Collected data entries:
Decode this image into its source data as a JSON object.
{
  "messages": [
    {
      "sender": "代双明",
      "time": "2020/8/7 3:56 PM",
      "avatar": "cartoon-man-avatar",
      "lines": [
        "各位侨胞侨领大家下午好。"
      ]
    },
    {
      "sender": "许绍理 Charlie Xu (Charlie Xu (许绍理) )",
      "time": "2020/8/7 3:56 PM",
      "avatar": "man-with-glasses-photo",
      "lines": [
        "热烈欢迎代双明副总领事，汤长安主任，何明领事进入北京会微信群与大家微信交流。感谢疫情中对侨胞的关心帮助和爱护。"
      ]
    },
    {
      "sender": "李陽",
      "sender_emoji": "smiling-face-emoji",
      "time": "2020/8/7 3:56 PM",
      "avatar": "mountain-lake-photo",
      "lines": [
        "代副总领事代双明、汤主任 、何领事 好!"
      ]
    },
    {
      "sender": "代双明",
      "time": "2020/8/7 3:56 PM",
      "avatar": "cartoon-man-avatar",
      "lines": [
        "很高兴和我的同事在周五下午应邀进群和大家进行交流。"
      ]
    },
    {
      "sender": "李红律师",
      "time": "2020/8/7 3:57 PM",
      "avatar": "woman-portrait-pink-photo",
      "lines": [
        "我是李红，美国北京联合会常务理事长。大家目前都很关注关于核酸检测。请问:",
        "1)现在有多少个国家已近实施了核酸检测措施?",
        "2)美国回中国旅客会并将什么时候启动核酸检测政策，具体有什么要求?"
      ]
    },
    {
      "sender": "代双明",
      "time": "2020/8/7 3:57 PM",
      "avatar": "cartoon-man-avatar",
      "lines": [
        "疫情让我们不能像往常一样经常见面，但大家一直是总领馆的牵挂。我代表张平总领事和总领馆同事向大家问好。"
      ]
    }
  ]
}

- [Given task]: Output the records above in their entirety, exactly.

- [Task answer]:
Decode this image into its source data as a JSON object.
{
  "messages": [
    {
      "sender": "代双明",
      "time": "2020/8/7 3:56 PM",
      "avatar": "cartoon-man-avatar",
      "lines": [
        "各位侨胞侨领大家下午好。"
      ]
    },
    {
      "sender": "许绍理 Charlie Xu (Charlie Xu (许绍理) )",
      "time": "2020/8/7 3:56 PM",
      "avatar": "man-with-glasses-photo",
      "lines": [
        "热烈欢迎代双明副总领事，汤长安主任，何明领事进入北京会微信群与大家微信交流。感谢疫情中对侨胞的关心帮助和爱护。"
      ]
    },
    {
      "sender": "李陽",
      "sender_emoji": "smiling-face-emoji",
      "time": "2020/8/7 3:56 PM",
      "avatar": "mountain-lake-photo",
      "lines": [
        "代副总领事代双明、汤主任 、何领事 好!"
      ]
    },
    {
      "sender": "代双明",
      "time": "2020/8/7 3:56 PM",
      "avatar": "cartoon-man-avatar",
      "lines": [
        "很高兴和我的同事在周五下午应邀进群和大家进行交流。"
      ]
    },
    {
      "sender": "李红律师",
      "time": "2020/8/7 3:57 PM",
      "avatar": "woman-portrait-pink-photo",
      "lines": [
        "我是李红，美国北京联合会常务理事长。大家目前都很关注关于核酸检测。请问:",
        "1)现在有多少个国家已近实施了核酸检测措施?",
        "2)美国回中国旅客会并将什么时候启动核酸检测政策，具体有什么要求?"
      ]
    },
    {
      "sender": "代双明",
      "time": "2020/8/7 3:57 PM",
      "avatar": "cartoon-man-avatar",
      "lines": [
        "疫情让我们不能像往常一样经常见面，但大家一直是总领馆的牵挂。我代表张平总领事和总领馆同事向大家问好。"
      ]
    }
  ]
}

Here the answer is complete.